**Saved data entries**
━━━
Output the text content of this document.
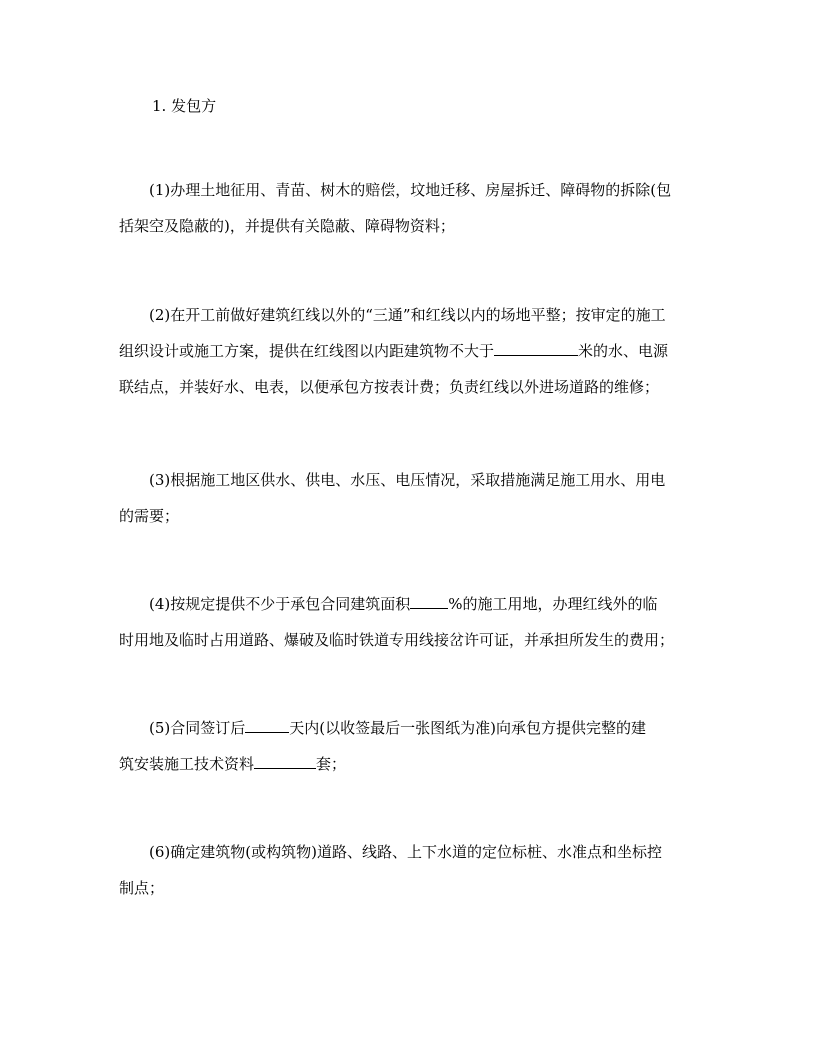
1. 发包方
(1)办理土地征用、青苗、树木的赔偿，坟地迁移、房屋拆迁、障碍物的拆除(包
括架空及隐蔽的)，并提供有关隐蔽、障碍物资料；
(2)在开工前做好建筑红线以外的“三通”和红线以内的场地平整；按审定的施工
组织设计或施工方案，提供在红线图以内距建筑物不大于	米的水、电源
联结点，并装好水、电表，以便承包方按表计费；负责红线以外进场道路的维修；
(3)根据施工地区供水、供电、水压、电压情况，采取措施满足施工用水、用电
的需要；
(4)按规定提供不少于承包合同建筑面积	%的施工用地，办理红线外的临
时用地及临时占用道路、爆破及临时铁道专用线接岔许可证，并承担所发生的费用；
(5)合同签订后	天内(以收签最后一张图纸为准)向承包方提供完整的建
筑安装施工技术资料	套；
(6)确定建筑物(或构筑物)道路、线路、上下水道的定位标桩、水准点和坐标控
制点；
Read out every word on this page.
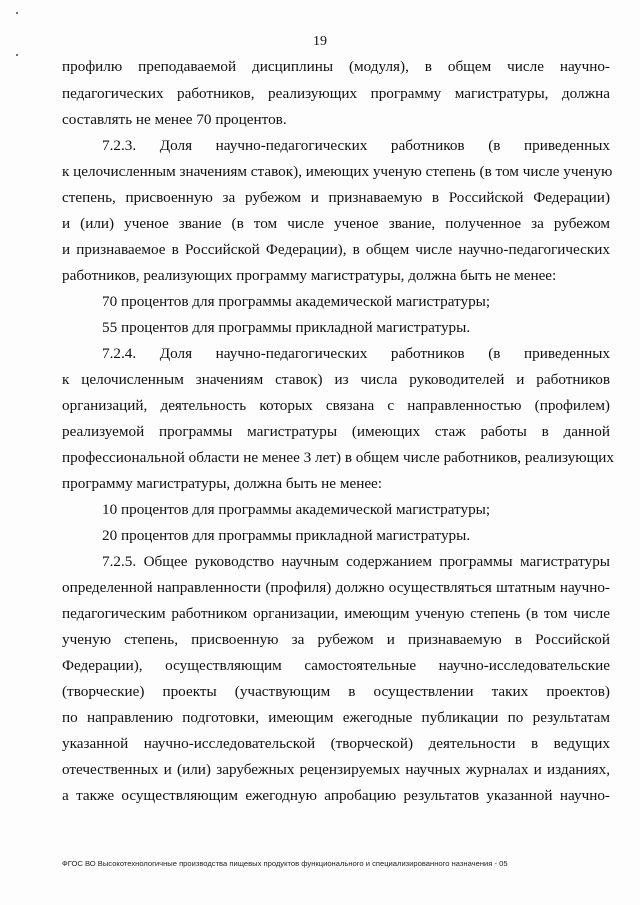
19
профилю преподаваемой дисциплины (модуля), в общем числе научно-
педагогических работников, реализующих программу магистратуры, должна
составлять не менее 70 процентов.
7.2.3. Доля научно-педагогических работников (в приведенных
к целочисленным значениям ставок), имеющих ученую степень (в том числе ученую
степень, присвоенную за рубежом и признаваемую в Российской Федерации)
и (или) ученое звание (в том числе ученое звание, полученное за рубежом
и признаваемое в Российской Федерации), в общем числе научно-педагогических
работников, реализующих программу магистратуры, должна быть не менее:
70 процентов для программы академической магистратуры;
55 процентов для программы прикладной магистратуры.
7.2.4. Доля научно-педагогических работников (в приведенных
к целочисленным значениям ставок) из числа руководителей и работников
организаций, деятельность которых связана с направленностью (профилем)
реализуемой программы магистратуры (имеющих стаж работы в данной
профессиональной области не менее 3 лет) в общем числе работников, реализующих
программу магистратуры, должна быть не менее:
10 процентов для программы академической магистратуры;
20 процентов для программы прикладной магистратуры.
7.2.5. Общее руководство научным содержанием программы магистратуры
определенной направленности (профиля) должно осуществляться штатным научно-
педагогическим работником организации, имеющим ученую степень (в том числе
ученую степень, присвоенную за рубежом и признаваемую в Российской
Федерации), осуществляющим самостоятельные научно-исследовательские
(творческие) проекты (участвующим в осуществлении таких проектов)
по направлению подготовки, имеющим ежегодные публикации по результатам
указанной научно-исследовательской (творческой) деятельности в ведущих
отечественных и (или) зарубежных рецензируемых научных журналах и изданиях,
а также осуществляющим ежегодную апробацию результатов указанной научно-
ФГОС ВО Высокотехнологичные производства пищевых продуктов функционального и специализированного назначения - 05
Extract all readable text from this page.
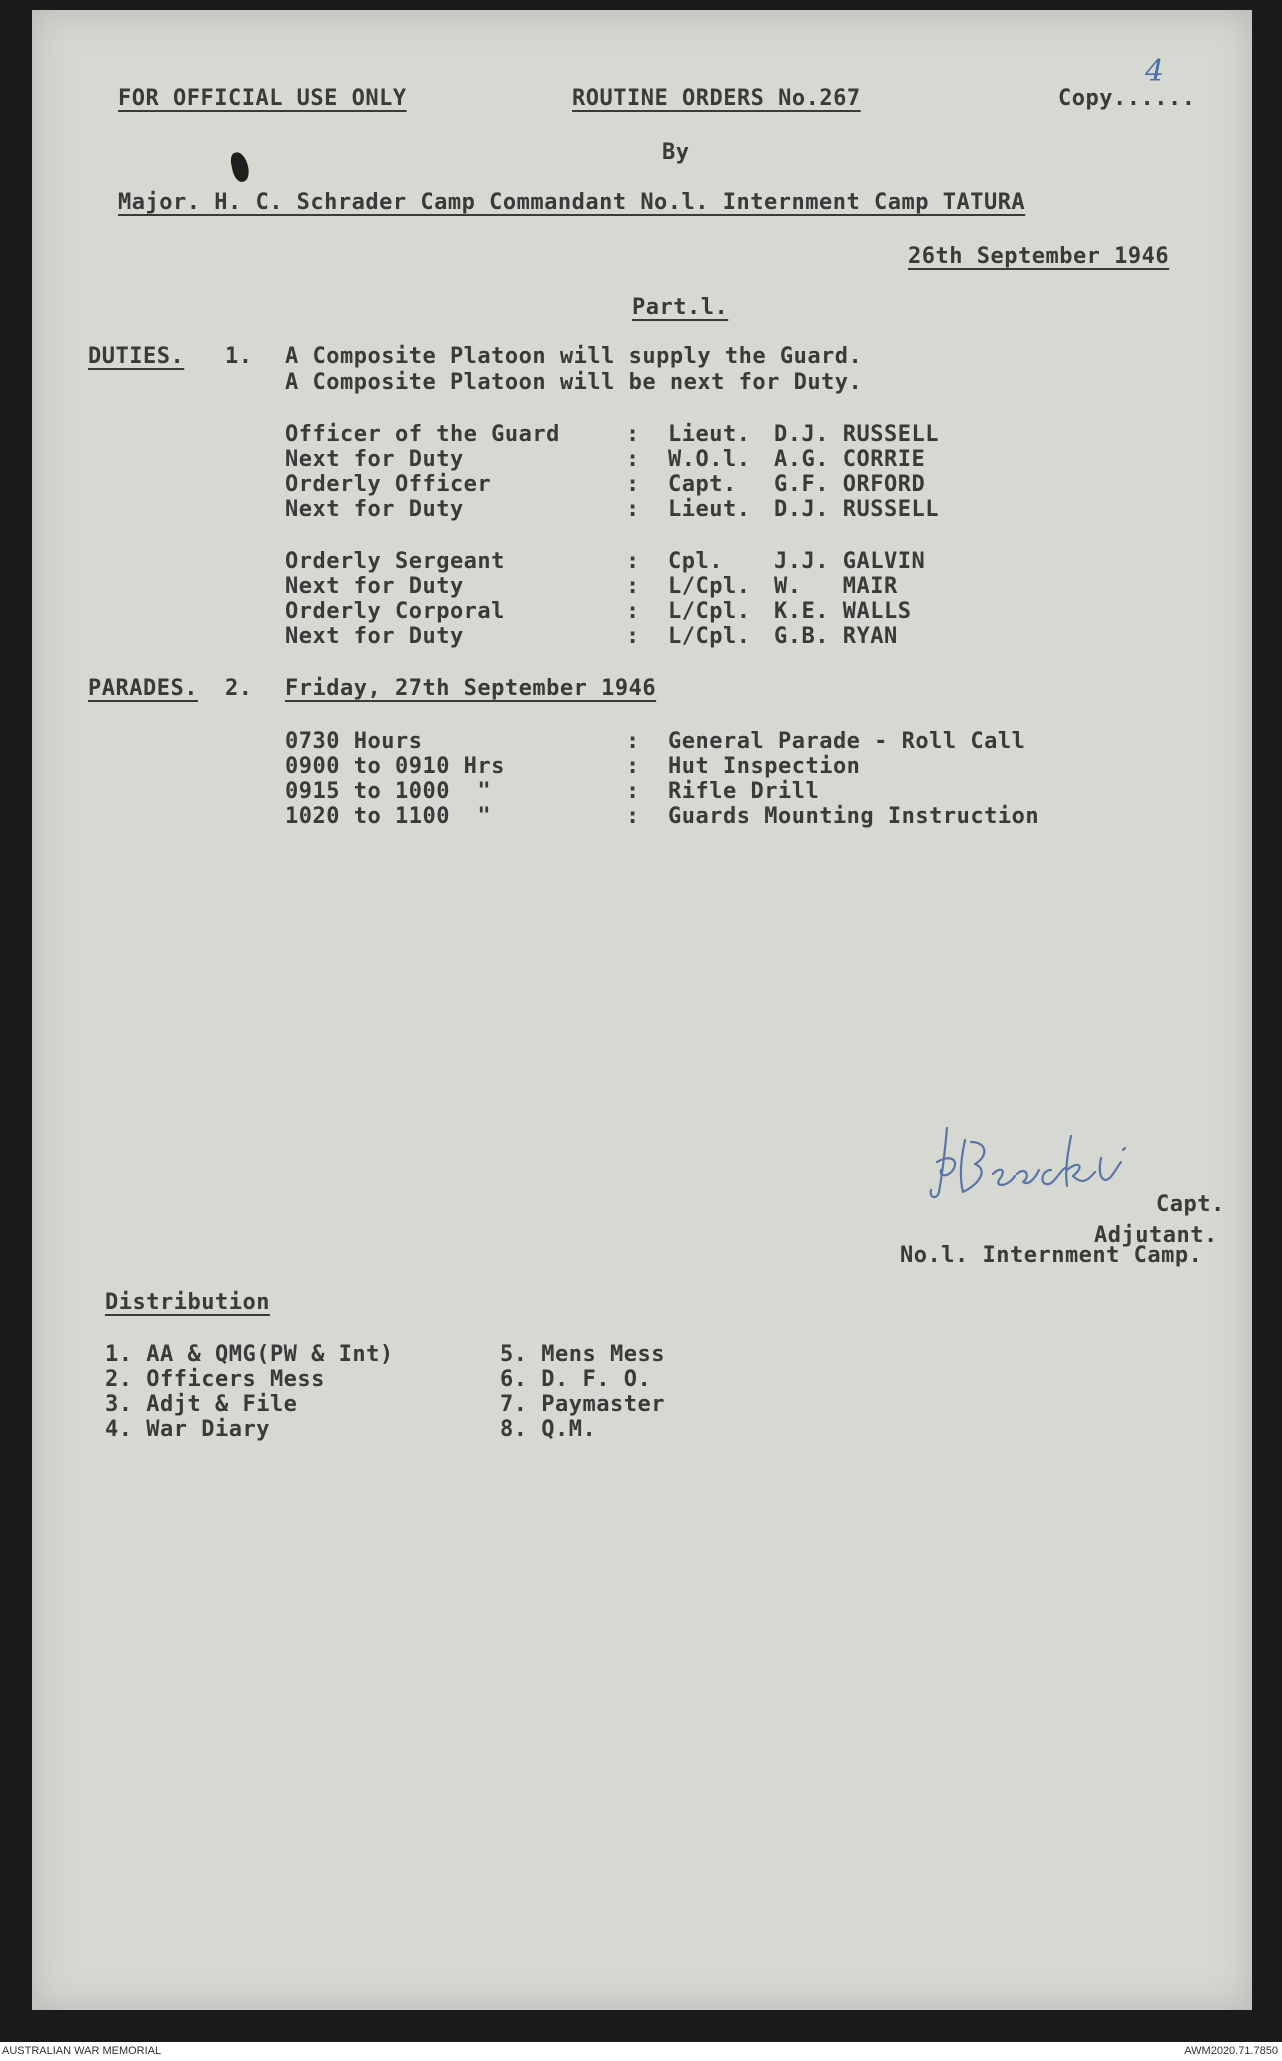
FOR OFFICIAL USE ONLY	ROUTINE ORDERS No.267	Copy......
4
By
Major. H. C. Schrader Camp Commandant No.l. Internment Camp TATURA
26th September 1946
Part.l.
DUTIES. 1. A Composite Platoon will supply the Guard.
A Composite Platoon will be next for Duty.
Officer of the Guard	: Lieut. D.J. RUSSELL
Next for Duty	: W.O.l. A.G. CORRIE
Orderly Officer	: Capt. G.F. ORFORD
Next for Duty	: Lieut. D.J. RUSSELL
Orderly Sergeant	: Cpl. J.J. GALVIN
Next for Duty	: L/Cpl. W.   MAIR
Orderly Corporal	: L/Cpl. K.E. WALLS
Next for Duty	: L/Cpl. G.B. RYAN
PARADES. 2. Friday, 27th September 1946
0730 Hours	: General Parade - Roll Call
0900 to 0910 Hrs	: Hut Inspection
0915 to 1000  "	: Rifle Drill
1020 to 1100  "	: Guards Mounting Instruction
Capt.
Adjutant.
No.l. Internment Camp.
Distribution
1. AA & QMG(PW & Int)
2. Officers Mess
3. Adjt & File
4. War Diary
5. Mens Mess
6. D. F. O.
7. Paymaster
8. Q.M.
AUSTRALIAN WAR MEMORIAL	AWM2020.71.7850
━━━
**Exercise directions**
Find every line in the records above that holds the word "Orderly", and copy each one.

**Result of this exercise**
Orderly Officer	: Capt. G.F. ORFORD
Orderly Sergeant	: Cpl. J.J. GALVIN
Orderly Corporal	: L/Cpl. K.E. WALLS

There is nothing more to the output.